[Instructions to follow]:
Omit the pictures from the entries below and retype everything else exactly.

[Listed records]:
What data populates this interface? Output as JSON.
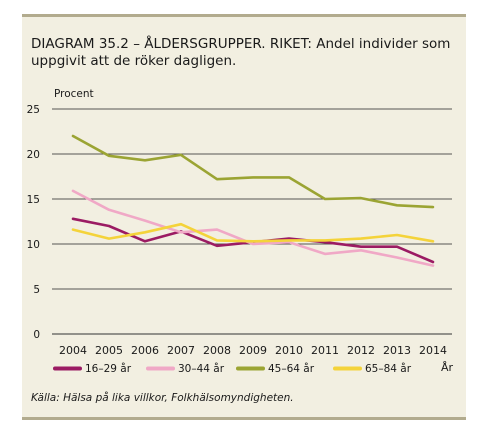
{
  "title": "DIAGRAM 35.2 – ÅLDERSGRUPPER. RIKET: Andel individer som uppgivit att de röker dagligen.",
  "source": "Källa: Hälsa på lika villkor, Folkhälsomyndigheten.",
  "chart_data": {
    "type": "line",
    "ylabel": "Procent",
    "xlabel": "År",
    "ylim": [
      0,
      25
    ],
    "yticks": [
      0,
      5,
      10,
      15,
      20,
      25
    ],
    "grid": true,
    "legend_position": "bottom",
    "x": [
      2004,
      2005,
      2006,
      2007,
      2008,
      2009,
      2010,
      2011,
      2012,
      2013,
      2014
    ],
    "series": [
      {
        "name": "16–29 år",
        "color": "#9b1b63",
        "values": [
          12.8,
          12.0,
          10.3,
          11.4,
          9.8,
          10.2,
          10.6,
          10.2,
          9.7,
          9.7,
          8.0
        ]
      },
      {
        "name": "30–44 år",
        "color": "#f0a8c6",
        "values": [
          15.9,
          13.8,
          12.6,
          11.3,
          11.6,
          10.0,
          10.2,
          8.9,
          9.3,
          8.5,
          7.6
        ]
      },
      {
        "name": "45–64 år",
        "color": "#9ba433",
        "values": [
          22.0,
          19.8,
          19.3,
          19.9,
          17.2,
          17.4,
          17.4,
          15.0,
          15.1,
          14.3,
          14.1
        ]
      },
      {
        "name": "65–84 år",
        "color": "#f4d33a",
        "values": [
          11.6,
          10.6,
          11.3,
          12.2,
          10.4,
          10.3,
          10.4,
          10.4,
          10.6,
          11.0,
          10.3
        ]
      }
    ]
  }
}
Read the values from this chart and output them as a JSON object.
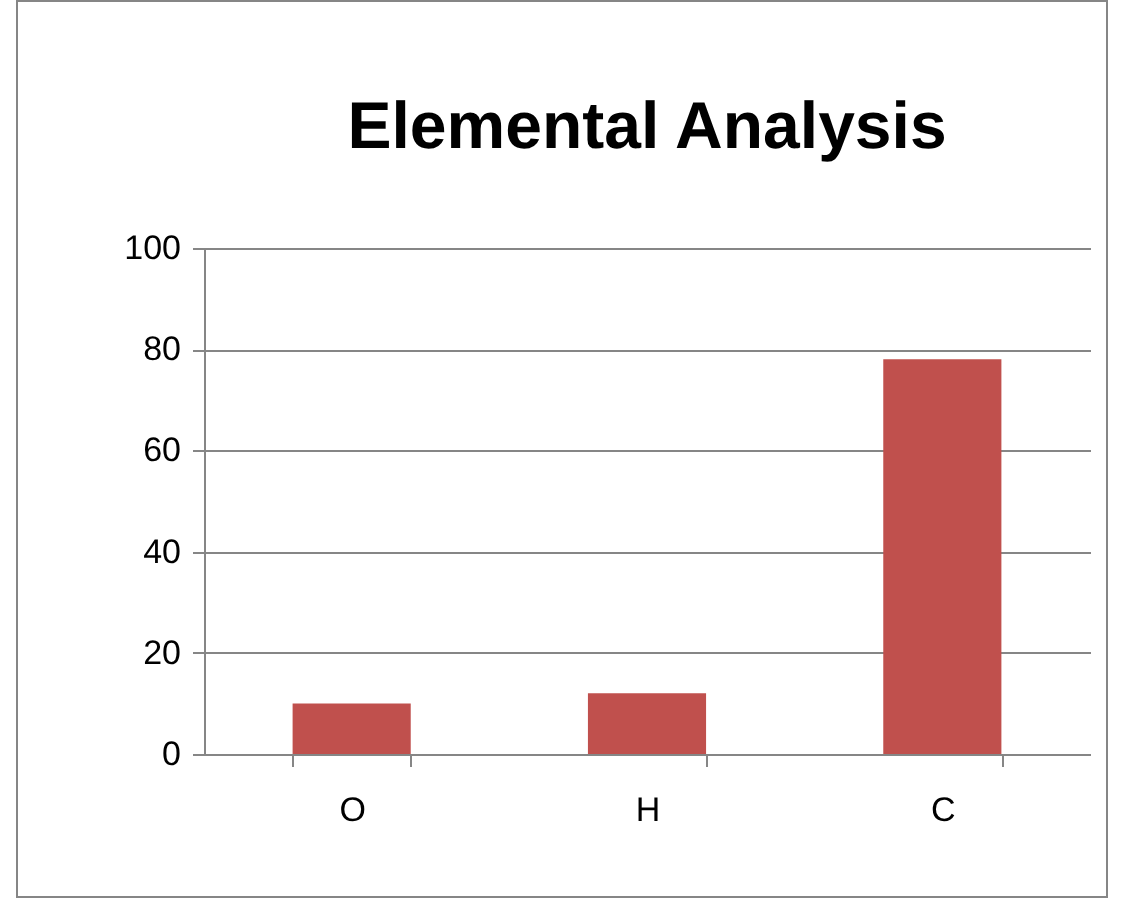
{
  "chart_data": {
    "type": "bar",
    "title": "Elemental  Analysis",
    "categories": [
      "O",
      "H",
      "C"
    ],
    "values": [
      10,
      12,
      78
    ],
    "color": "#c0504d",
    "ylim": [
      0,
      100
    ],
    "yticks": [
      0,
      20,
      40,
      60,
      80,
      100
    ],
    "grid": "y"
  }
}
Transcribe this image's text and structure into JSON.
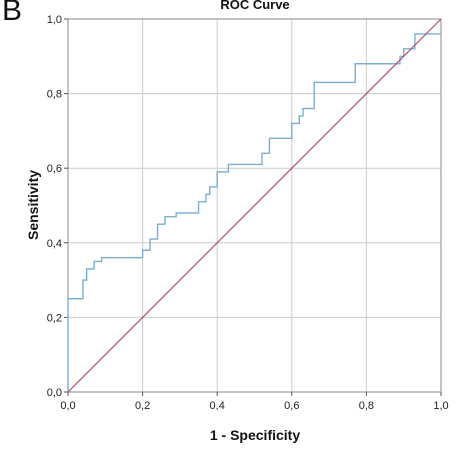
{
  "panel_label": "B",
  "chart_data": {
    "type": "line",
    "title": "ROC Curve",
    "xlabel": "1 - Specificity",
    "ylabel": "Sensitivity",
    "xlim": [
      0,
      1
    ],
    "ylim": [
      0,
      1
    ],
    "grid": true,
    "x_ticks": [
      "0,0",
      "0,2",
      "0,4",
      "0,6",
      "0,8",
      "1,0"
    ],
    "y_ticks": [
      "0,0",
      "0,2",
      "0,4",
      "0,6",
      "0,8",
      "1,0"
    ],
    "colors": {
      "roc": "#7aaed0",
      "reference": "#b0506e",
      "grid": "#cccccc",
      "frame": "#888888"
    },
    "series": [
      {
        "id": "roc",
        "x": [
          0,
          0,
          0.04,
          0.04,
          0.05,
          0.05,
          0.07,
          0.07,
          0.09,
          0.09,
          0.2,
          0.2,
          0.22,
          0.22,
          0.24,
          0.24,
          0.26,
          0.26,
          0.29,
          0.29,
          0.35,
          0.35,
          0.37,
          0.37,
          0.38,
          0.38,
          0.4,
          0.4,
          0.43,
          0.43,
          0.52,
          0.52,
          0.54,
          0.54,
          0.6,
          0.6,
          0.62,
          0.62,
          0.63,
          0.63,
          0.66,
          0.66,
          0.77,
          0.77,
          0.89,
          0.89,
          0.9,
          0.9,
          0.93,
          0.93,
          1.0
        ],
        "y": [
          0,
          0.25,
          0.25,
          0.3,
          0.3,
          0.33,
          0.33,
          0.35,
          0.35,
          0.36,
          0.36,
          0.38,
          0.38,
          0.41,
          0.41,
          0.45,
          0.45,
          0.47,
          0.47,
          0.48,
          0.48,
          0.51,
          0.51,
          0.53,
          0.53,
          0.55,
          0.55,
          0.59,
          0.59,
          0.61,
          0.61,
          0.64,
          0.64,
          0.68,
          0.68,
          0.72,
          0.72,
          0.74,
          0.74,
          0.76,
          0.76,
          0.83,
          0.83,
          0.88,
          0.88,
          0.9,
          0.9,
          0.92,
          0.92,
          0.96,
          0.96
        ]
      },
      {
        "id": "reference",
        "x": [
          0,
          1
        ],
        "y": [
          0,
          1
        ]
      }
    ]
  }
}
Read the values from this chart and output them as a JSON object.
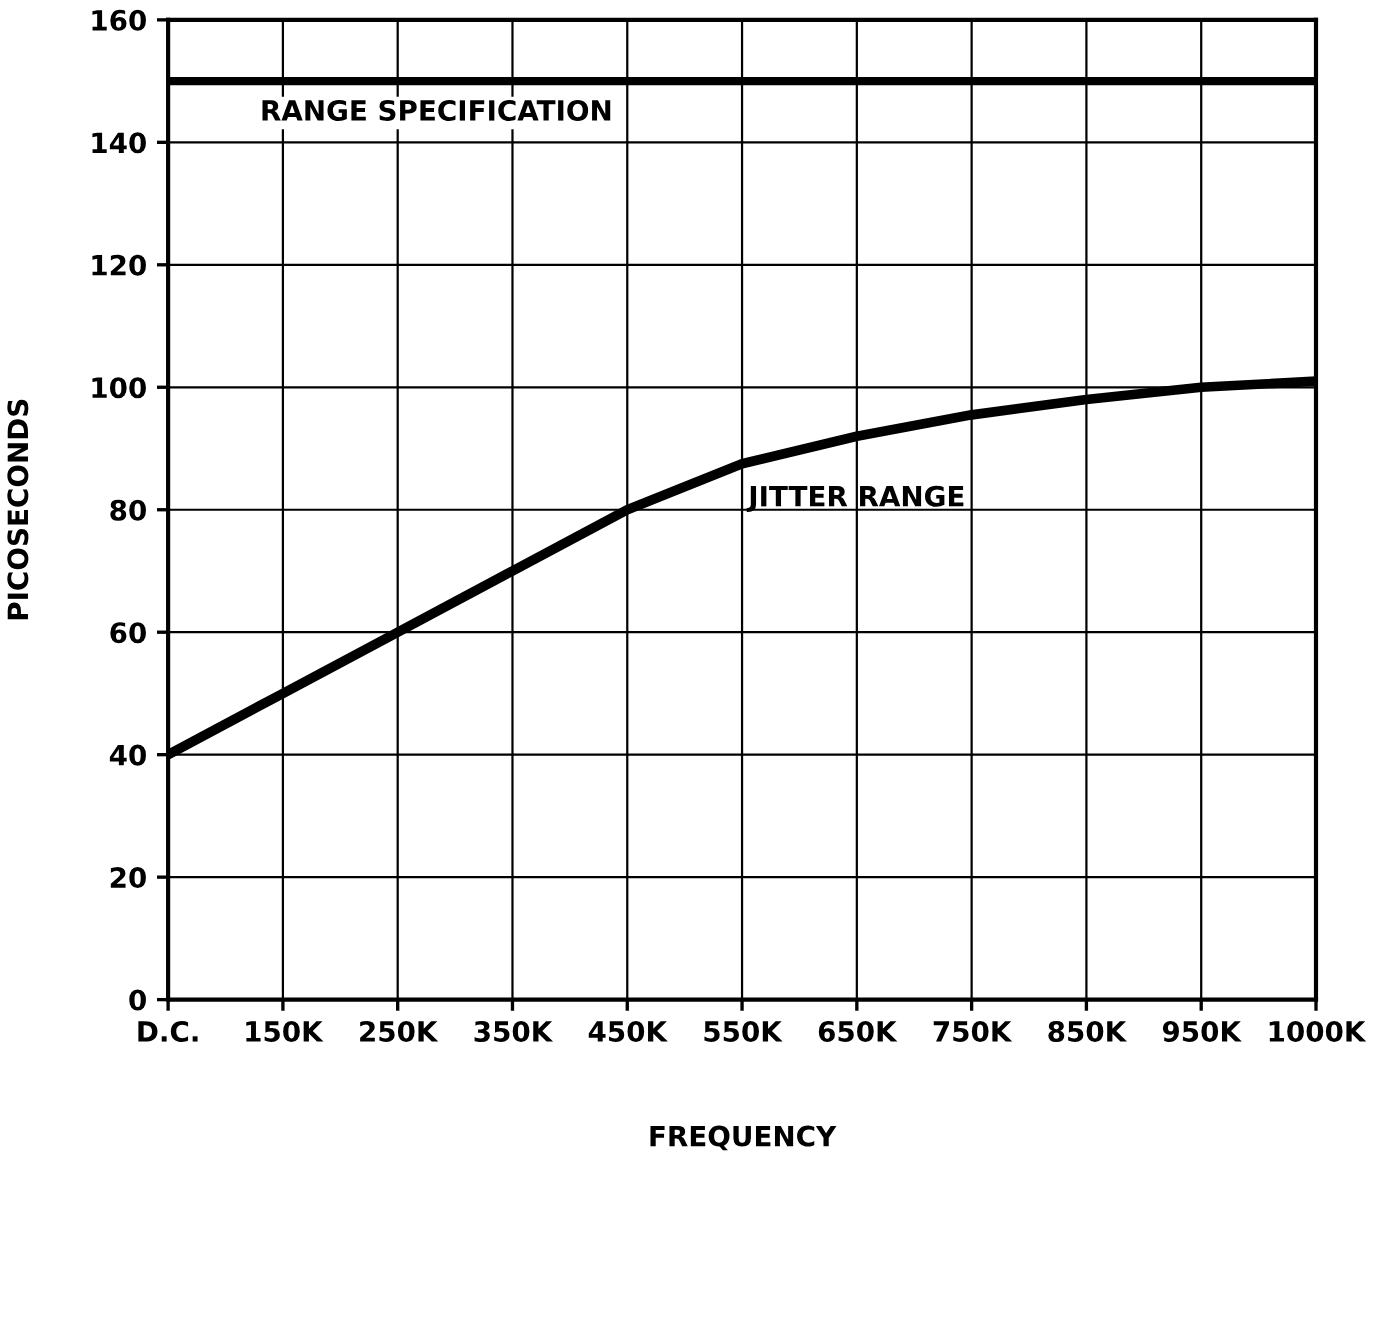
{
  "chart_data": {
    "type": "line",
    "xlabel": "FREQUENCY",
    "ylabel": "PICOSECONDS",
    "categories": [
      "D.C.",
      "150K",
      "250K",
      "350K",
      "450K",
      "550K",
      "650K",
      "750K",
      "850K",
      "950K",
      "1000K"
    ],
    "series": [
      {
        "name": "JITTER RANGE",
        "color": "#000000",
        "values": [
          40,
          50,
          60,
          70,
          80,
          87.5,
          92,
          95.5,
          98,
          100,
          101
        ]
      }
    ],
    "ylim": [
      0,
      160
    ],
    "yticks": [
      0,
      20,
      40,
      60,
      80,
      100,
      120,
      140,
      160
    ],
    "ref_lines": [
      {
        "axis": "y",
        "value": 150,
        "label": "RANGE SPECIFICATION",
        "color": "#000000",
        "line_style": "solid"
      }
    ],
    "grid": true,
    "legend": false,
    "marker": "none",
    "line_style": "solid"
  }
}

[Answer to the exercise]:
What data populates this interface? Output as JSON.
{
  "title": "DIAGRAM 35.2 – ÅLDERSGRUPPER. RIKET: Andel individer som uppgivit att de röker dagligen.",
  "source": "Källa: Hälsa på lika villkor, Folkhälsomyndigheten.",
  "chart_data": {
    "type": "line",
    "ylabel": "Procent",
    "xlabel": "År",
    "ylim": [
      0,
      25
    ],
    "yticks": [
      0,
      5,
      10,
      15,
      20,
      25
    ],
    "grid": true,
    "legend_position": "bottom",
    "x": [
      2004,
      2005,
      2006,
      2007,
      2008,
      2009,
      2010,
      2011,
      2012,
      2013,
      2014
    ],
    "series": [
      {
        "name": "16–29 år",
        "color": "#9b1b63",
        "values": [
          12.8,
          12.0,
          10.3,
          11.4,
          9.8,
          10.2,
          10.6,
          10.2,
          9.7,
          9.7,
          8.0
        ]
      },
      {
        "name": "30–44 år",
        "color": "#f0a8c6",
        "values": [
          15.9,
          13.8,
          12.6,
          11.3,
          11.6,
          10.0,
          10.2,
          8.9,
          9.3,
          8.5,
          7.6
        ]
      },
      {
        "name": "45–64 år",
        "color": "#9ba433",
        "values": [
          22.0,
          19.8,
          19.3,
          19.9,
          17.2,
          17.4,
          17.4,
          15.0,
          15.1,
          14.3,
          14.1
        ]
      },
      {
        "name": "65–84 år",
        "color": "#f4d33a",
        "values": [
          11.6,
          10.6,
          11.3,
          12.2,
          10.4,
          10.3,
          10.4,
          10.4,
          10.6,
          11.0,
          10.3
        ]
      }
    ]
  }
}
Read the values from this chart and output them as a JSON object.
{
  "chart_data": {
    "type": "bar",
    "title": "Elemental  Analysis",
    "categories": [
      "O",
      "H",
      "C"
    ],
    "values": [
      10,
      12,
      78
    ],
    "color": "#c0504d",
    "ylim": [
      0,
      100
    ],
    "yticks": [
      0,
      20,
      40,
      60,
      80,
      100
    ],
    "grid": "y"
  }
}
Transcribe this image's text and structure into JSON.
{
  "panel_label": "B",
  "chart_data": {
    "type": "line",
    "title": "ROC Curve",
    "xlabel": "1 - Specificity",
    "ylabel": "Sensitivity",
    "xlim": [
      0,
      1
    ],
    "ylim": [
      0,
      1
    ],
    "grid": true,
    "x_ticks": [
      "0,0",
      "0,2",
      "0,4",
      "0,6",
      "0,8",
      "1,0"
    ],
    "y_ticks": [
      "0,0",
      "0,2",
      "0,4",
      "0,6",
      "0,8",
      "1,0"
    ],
    "colors": {
      "roc": "#7aaed0",
      "reference": "#b0506e",
      "grid": "#cccccc",
      "frame": "#888888"
    },
    "series": [
      {
        "id": "roc",
        "x": [
          0,
          0,
          0.04,
          0.04,
          0.05,
          0.05,
          0.07,
          0.07,
          0.09,
          0.09,
          0.2,
          0.2,
          0.22,
          0.22,
          0.24,
          0.24,
          0.26,
          0.26,
          0.29,
          0.29,
          0.35,
          0.35,
          0.37,
          0.37,
          0.38,
          0.38,
          0.4,
          0.4,
          0.43,
          0.43,
          0.52,
          0.52,
          0.54,
          0.54,
          0.6,
          0.6,
          0.62,
          0.62,
          0.63,
          0.63,
          0.66,
          0.66,
          0.77,
          0.77,
          0.89,
          0.89,
          0.9,
          0.9,
          0.93,
          0.93,
          1.0
        ],
        "y": [
          0,
          0.25,
          0.25,
          0.3,
          0.3,
          0.33,
          0.33,
          0.35,
          0.35,
          0.36,
          0.36,
          0.38,
          0.38,
          0.41,
          0.41,
          0.45,
          0.45,
          0.47,
          0.47,
          0.48,
          0.48,
          0.51,
          0.51,
          0.53,
          0.53,
          0.55,
          0.55,
          0.59,
          0.59,
          0.61,
          0.61,
          0.64,
          0.64,
          0.68,
          0.68,
          0.72,
          0.72,
          0.74,
          0.74,
          0.76,
          0.76,
          0.83,
          0.83,
          0.88,
          0.88,
          0.9,
          0.9,
          0.92,
          0.92,
          0.96,
          0.96
        ]
      },
      {
        "id": "reference",
        "x": [
          0,
          1
        ],
        "y": [
          0,
          1
        ]
      }
    ]
  }
}
Read the values from this chart and output them as a JSON object.
{
  "chart_data": {
    "type": "line",
    "xlabel": "FREQUENCY",
    "ylabel": "PICOSECONDS",
    "categories": [
      "D.C.",
      "150K",
      "250K",
      "350K",
      "450K",
      "550K",
      "650K",
      "750K",
      "850K",
      "950K",
      "1000K"
    ],
    "series": [
      {
        "name": "JITTER RANGE",
        "color": "#000000",
        "values": [
          40,
          50,
          60,
          70,
          80,
          87.5,
          92,
          95.5,
          98,
          100,
          101
        ]
      }
    ],
    "ylim": [
      0,
      160
    ],
    "yticks": [
      0,
      20,
      40,
      60,
      80,
      100,
      120,
      140,
      160
    ],
    "ref_lines": [
      {
        "axis": "y",
        "value": 150,
        "label": "RANGE SPECIFICATION",
        "color": "#000000",
        "line_style": "solid"
      }
    ],
    "grid": true,
    "legend": false,
    "marker": "none",
    "line_style": "solid"
  }
}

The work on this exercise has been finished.